Fine grain sizes in the matrix, uniform distribution of the reinforcement particles through the matrix and strong bonding of reinforcement particles with the matrix certainly improve the mechanical properties of the composites [7,8]. However, the major drawback of in situ composites is the segregation of the reinforcement particles at the grain boundaries [9,10]. It is difficult to avoid segregation during the formation and solidification of the composite melt. It has been found, however, that severe plastic deformation (SPD) processes such as high-pressure torsion (HPT), equal channel angular pressing (ECAP), and accumulative roll-bonding (ARB), can be used to make the distribution of reinforcement particles more homogenous in the matrix [11,12,13,14,15].
In recent years, ARB has been used to fabricate laminated composite sheets with nanocrystalline and ultrafine-grained structures. ARB consists of roll-bonding cleaned and stacked sheets while reducing their thickness by 50%, cutting them into stacks, and then roll-bonding them again [16,17,18]. A number of studies have investigated the microstructures and mechanical properties of multilayered composites produced by ARB such as Al/Cu, Al/Ni, Al/Mg, Al-SiC, Al-B4C, and Al-Al2O3-B4C [13,15,19,20,21,22]. However, few studies of the application of ARB on Al-TiB2/TiC in situ composites have been reported. In this work, we fabricated Al-TiB2/TiC composites through an in situ melt reaction of Al-Ti and Al-B-C alloys and used ARB to improve the mechanical properties of the resulting composites. TiB2 and TiC ceramic particles are outstanding reinforcement particles in Al alloys, offering good thermodynamic stability, high hardness, a high melting point, a high modulus, high corrosion resistance, and low density [23,24,25].
━━━━━━━━━━
Write the next part of the passage on Al-TiB2/TiC composites and accumulative roll-bonding, picking up right after its final sentence.

▶ Stored records
━━━━━━━━━━
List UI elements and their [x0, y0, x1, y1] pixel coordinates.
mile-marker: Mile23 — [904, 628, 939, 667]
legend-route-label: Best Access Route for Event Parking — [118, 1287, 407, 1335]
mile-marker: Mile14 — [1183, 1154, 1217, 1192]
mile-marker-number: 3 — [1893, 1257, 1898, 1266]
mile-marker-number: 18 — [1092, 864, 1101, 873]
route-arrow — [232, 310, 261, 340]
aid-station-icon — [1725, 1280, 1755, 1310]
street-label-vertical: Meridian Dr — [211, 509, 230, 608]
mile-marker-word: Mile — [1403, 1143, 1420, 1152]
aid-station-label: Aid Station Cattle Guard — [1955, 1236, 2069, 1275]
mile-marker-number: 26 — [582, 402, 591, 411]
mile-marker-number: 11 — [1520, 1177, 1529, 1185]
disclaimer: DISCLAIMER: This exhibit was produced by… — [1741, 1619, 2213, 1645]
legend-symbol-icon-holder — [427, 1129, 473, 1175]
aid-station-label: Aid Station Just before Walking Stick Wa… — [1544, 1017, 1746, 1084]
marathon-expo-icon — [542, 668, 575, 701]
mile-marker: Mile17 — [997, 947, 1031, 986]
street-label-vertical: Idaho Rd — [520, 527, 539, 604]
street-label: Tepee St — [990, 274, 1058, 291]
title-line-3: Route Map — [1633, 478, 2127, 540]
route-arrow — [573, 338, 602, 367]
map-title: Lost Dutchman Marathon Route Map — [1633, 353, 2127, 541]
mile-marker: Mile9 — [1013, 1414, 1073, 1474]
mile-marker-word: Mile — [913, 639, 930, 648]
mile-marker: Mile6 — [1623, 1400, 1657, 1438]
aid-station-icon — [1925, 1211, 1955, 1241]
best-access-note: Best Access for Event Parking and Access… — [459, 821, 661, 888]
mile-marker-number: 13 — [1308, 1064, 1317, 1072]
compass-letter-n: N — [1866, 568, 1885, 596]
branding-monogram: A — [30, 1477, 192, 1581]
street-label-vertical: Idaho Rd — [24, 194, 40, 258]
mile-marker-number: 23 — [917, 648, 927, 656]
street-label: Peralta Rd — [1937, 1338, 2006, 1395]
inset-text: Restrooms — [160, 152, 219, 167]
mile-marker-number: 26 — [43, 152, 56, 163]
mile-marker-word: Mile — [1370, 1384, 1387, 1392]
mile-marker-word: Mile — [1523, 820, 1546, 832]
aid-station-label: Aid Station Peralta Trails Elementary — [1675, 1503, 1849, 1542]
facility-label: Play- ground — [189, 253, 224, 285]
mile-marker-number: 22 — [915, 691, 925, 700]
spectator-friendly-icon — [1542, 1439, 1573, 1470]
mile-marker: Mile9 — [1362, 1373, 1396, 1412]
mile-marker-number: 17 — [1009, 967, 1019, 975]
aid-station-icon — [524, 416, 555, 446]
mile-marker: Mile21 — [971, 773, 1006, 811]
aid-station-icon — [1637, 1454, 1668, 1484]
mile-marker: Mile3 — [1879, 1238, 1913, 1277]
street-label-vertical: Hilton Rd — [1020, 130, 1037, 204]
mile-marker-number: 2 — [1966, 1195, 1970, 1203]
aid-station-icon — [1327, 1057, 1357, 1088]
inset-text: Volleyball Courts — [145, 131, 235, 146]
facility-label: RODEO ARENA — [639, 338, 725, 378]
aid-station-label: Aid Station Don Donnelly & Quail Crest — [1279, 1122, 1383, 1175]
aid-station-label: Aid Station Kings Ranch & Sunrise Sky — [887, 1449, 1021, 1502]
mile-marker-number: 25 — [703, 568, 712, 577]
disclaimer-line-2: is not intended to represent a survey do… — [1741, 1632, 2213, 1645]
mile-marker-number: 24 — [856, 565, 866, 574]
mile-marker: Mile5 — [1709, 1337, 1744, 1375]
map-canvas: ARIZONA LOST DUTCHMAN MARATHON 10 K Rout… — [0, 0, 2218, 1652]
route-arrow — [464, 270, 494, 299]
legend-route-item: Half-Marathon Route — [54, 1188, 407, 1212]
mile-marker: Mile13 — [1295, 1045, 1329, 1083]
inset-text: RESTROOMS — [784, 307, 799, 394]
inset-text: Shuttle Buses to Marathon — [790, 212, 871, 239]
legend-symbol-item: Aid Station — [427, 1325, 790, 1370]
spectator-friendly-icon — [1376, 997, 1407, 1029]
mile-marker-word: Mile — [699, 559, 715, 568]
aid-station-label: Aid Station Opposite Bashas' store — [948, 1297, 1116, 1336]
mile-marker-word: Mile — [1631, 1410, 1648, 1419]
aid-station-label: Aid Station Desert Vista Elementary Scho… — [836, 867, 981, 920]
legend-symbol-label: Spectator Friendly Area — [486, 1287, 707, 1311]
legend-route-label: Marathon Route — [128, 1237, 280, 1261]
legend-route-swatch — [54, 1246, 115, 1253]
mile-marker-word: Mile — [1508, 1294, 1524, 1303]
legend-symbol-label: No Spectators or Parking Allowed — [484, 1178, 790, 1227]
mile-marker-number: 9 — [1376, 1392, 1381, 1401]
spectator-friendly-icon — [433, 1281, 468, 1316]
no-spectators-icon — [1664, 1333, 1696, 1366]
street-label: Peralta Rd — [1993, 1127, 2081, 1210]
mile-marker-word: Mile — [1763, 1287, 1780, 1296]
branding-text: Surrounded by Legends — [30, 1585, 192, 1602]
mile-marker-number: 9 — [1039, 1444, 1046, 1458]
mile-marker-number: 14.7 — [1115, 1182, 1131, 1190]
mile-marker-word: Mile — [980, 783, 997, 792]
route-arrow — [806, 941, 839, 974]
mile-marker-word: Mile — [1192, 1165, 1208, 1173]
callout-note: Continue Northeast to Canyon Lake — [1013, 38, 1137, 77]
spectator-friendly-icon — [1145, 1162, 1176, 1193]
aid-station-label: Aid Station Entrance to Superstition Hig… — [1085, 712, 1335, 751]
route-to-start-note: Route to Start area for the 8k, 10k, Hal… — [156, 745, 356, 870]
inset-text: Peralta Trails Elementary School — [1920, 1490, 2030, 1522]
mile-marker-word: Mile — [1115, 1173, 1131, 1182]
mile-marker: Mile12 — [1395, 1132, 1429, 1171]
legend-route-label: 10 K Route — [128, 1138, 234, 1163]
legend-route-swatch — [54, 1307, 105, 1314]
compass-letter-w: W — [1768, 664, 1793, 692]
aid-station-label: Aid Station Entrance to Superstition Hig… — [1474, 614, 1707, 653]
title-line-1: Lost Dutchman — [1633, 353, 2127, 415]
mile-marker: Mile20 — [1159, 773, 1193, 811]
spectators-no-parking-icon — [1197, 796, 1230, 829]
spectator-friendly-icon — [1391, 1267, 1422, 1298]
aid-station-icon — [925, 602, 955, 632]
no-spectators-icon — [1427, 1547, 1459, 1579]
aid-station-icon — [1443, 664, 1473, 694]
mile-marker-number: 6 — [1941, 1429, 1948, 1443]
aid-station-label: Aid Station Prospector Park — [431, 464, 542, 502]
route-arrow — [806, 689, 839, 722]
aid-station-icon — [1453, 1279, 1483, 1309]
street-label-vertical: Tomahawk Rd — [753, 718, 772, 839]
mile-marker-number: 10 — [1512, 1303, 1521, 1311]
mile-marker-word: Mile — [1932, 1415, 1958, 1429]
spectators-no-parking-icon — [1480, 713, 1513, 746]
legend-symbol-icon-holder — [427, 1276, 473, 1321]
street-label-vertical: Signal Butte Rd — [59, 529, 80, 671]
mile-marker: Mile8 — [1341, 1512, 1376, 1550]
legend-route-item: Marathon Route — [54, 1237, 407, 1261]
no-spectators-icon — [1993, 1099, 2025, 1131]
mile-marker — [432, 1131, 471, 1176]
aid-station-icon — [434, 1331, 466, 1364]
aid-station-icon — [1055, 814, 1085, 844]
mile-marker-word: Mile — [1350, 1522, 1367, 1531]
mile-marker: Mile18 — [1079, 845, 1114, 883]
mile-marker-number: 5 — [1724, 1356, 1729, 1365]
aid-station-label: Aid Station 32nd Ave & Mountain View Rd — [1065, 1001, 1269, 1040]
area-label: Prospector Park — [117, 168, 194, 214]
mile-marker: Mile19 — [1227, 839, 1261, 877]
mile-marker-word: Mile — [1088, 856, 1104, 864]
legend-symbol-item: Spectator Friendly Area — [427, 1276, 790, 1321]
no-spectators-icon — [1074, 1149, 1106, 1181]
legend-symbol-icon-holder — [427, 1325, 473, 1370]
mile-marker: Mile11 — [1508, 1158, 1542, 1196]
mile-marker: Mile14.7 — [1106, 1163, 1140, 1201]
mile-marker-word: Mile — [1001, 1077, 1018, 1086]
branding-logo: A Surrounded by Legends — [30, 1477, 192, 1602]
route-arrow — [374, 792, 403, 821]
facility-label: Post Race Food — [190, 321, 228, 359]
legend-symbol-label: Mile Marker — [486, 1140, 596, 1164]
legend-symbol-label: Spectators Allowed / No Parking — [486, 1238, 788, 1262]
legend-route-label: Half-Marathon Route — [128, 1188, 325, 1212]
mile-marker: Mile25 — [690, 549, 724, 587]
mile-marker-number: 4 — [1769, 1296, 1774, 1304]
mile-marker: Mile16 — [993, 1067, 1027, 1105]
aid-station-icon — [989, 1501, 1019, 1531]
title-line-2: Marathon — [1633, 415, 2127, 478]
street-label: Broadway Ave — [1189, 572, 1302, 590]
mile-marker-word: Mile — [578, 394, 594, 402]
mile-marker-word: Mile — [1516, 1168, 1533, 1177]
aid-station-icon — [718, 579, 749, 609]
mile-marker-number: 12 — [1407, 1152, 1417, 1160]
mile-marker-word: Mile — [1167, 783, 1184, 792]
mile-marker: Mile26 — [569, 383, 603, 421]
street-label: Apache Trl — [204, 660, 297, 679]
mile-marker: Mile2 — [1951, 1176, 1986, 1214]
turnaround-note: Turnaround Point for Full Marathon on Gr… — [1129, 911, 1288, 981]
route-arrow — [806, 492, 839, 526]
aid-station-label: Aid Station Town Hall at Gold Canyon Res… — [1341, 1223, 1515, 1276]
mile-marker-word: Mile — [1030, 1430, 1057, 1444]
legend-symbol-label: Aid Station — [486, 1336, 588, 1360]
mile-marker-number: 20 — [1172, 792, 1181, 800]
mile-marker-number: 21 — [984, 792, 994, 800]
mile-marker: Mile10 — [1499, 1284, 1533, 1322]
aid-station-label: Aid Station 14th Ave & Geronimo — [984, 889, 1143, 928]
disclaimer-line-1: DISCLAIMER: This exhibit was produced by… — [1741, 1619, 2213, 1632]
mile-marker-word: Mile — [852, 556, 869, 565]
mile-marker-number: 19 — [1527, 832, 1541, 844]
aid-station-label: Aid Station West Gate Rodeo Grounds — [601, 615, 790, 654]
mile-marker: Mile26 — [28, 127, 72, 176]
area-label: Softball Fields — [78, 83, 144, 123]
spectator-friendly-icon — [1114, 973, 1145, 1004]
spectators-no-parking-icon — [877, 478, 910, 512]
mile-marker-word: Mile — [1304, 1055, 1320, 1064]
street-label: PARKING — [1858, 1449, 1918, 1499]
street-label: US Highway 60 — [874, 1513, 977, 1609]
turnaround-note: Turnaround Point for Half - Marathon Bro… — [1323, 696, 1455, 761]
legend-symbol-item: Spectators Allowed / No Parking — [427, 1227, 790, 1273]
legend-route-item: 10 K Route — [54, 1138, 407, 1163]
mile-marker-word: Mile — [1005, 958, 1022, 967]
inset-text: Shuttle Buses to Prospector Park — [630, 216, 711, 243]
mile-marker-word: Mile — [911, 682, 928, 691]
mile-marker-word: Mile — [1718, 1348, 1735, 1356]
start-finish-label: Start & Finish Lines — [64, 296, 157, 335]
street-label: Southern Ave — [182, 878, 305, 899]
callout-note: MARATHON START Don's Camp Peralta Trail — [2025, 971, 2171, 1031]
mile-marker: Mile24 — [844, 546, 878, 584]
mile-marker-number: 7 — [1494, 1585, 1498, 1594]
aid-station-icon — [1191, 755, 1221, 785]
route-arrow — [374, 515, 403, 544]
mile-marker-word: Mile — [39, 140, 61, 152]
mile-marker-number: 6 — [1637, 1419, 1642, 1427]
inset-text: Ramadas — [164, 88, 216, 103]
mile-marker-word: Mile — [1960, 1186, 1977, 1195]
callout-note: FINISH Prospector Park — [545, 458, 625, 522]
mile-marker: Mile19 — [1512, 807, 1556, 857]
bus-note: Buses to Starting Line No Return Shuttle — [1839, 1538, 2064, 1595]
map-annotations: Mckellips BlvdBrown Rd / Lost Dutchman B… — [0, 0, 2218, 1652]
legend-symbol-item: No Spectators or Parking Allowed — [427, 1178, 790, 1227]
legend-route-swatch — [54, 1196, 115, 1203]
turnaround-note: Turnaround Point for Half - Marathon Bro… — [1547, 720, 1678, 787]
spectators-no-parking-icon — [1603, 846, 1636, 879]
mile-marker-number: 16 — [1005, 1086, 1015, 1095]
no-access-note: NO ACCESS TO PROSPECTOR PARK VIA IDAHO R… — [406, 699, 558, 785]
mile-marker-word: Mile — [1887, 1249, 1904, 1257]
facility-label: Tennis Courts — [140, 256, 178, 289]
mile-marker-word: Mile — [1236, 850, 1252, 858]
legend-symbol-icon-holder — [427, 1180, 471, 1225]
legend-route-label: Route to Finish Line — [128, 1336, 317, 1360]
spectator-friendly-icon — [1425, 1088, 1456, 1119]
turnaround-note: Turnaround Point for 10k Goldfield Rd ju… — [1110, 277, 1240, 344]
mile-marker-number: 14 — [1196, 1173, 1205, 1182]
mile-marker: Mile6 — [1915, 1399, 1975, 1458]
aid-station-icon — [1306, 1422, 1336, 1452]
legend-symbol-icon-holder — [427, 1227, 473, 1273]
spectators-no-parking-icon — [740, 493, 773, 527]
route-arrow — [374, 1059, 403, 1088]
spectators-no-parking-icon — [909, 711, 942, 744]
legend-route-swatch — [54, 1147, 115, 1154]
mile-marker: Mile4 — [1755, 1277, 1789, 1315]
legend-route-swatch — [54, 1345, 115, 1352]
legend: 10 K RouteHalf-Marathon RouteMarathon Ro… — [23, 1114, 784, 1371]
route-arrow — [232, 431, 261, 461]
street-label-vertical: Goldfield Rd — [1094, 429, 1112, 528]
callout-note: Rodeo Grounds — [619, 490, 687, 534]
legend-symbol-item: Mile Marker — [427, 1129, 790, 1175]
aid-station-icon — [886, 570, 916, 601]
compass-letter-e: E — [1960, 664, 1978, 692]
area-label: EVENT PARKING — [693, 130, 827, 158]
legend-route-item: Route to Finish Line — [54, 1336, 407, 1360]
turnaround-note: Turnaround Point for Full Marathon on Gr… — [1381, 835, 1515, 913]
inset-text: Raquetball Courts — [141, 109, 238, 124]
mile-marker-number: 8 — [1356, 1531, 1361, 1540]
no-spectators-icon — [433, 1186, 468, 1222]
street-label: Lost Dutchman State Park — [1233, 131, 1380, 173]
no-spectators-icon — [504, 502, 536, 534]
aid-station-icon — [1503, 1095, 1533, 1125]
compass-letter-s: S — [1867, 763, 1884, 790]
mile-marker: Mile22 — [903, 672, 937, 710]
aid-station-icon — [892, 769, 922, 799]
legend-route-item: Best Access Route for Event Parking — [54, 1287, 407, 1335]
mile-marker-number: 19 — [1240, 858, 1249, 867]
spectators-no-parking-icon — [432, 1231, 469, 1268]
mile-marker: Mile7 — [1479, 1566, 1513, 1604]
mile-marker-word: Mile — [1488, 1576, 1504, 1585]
━━━━━━━━━━
▶ Reply
2. Experimental Procedure

An Al-8B-2C master alloy supplied by Shandong Al&Mg Melt Technology Co. Ltd. (Jinan, China), Ti sponge (99.8%), and commercial pure Al (99.7%) were used as raw materials for this study. Ti was initially added to Al melts in a medium frequency furnace, then the Al-8B-2C alloy was added to the Al-Ti melts, fabricating an Al-3.6Ti-1.12B-0.28C in situ composite. It was calculated that 3.6 wt % TiB2 and 1.4 wt % TiC could be formed in the alloy, which we refer to as Al-5 wt % TiB2/TiC in the following. A series of sheets (20 mm in length, and 10 mm in width and thickness) were cut from the ingot of the composites for the rolling deformation and further ARB processes.
To begin, the as-cast composite sheets were preheated at 300 °C for 3 min in a resistance furnace and rolled on the laboratory rolling mill to a 30% reduction in thickness. The process was repeated three times, obtaining sheets of about 1 mm thickness (a thickness reduction of 90%), which were further processed by ARB. Figure 1 illustrates the principle and procedures of ARB processing. After cleaning and degreasing using acetone, and wire brushing with a circular stainless steel brush to break up thick oxide and create a defined surface roughness of the sheet material, two primary sheets were stacked and fastened together. After preheating at 300°C using the procedure mentioned above, they were roll bonded immediately to a reduction of 50% in thickness in a single cycle. Finally, the roll bonded sheet was cut in half and the same procedures were repeated up to four cycles.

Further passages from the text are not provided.